(WHAT THE TASK REQUIRES) Reproduce the data below in full and exclude every picture.

══ INPUT FOR THIS TASK ══

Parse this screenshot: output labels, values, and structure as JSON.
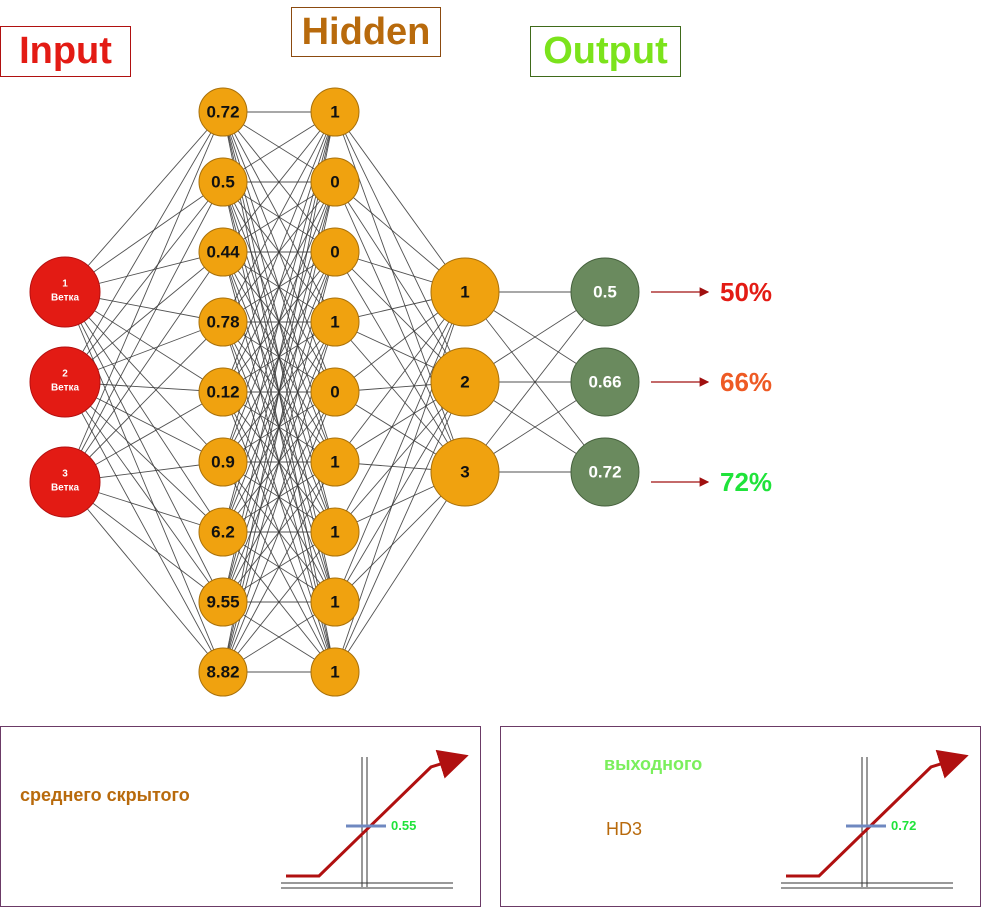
{
  "headers": {
    "input": "Input",
    "hidden": "Hidden",
    "output": "Output"
  },
  "colors": {
    "input_node": "#e31b14",
    "hidden_node": "#f0a20f",
    "output_node": "#6a8a5e",
    "edge": "#333333",
    "arrow": "#a01010",
    "pct_50": "#e31b14",
    "pct_66": "#ee5a24",
    "pct_72": "#1fe33a"
  },
  "input_nodes": [
    {
      "num": "1",
      "label": "Ветка"
    },
    {
      "num": "2",
      "label": "Ветка"
    },
    {
      "num": "3",
      "label": "Ветка"
    }
  ],
  "hidden_layer_1": [
    "0.72",
    "0.5",
    "0.44",
    "0.78",
    "0.12",
    "0.9",
    "6.2",
    "9.55",
    "8.82"
  ],
  "hidden_layer_2": [
    "1",
    "0",
    "0",
    "1",
    "0",
    "1",
    "1",
    "1",
    "1"
  ],
  "hidden_layer_3": [
    "1",
    "2",
    "3"
  ],
  "output_nodes": [
    "0.5",
    "0.66",
    "0.72"
  ],
  "percentages": [
    "50%",
    "66%",
    "72%"
  ],
  "panels": {
    "left": {
      "title": "среднего скрытого",
      "marker_value": "0.55"
    },
    "right": {
      "title": "выходного",
      "subtitle": "HD3",
      "marker_value": "0.72"
    }
  }
}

═══

(THE RESULT)
Parse this screenshot: output labels, values, and structure as JSON.
{
  "headers": {
    "input": "Input",
    "hidden": "Hidden",
    "output": "Output"
  },
  "colors": {
    "input_node": "#e31b14",
    "hidden_node": "#f0a20f",
    "output_node": "#6a8a5e",
    "edge": "#333333",
    "arrow": "#a01010",
    "pct_50": "#e31b14",
    "pct_66": "#ee5a24",
    "pct_72": "#1fe33a"
  },
  "input_nodes": [
    {
      "num": "1",
      "label": "Ветка"
    },
    {
      "num": "2",
      "label": "Ветка"
    },
    {
      "num": "3",
      "label": "Ветка"
    }
  ],
  "hidden_layer_1": [
    "0.72",
    "0.5",
    "0.44",
    "0.78",
    "0.12",
    "0.9",
    "6.2",
    "9.55",
    "8.82"
  ],
  "hidden_layer_2": [
    "1",
    "0",
    "0",
    "1",
    "0",
    "1",
    "1",
    "1",
    "1"
  ],
  "hidden_layer_3": [
    "1",
    "2",
    "3"
  ],
  "output_nodes": [
    "0.5",
    "0.66",
    "0.72"
  ],
  "percentages": [
    "50%",
    "66%",
    "72%"
  ],
  "panels": {
    "left": {
      "title": "среднего скрытого",
      "marker_value": "0.55"
    },
    "right": {
      "title": "выходного",
      "subtitle": "HD3",
      "marker_value": "0.72"
    }
  }
}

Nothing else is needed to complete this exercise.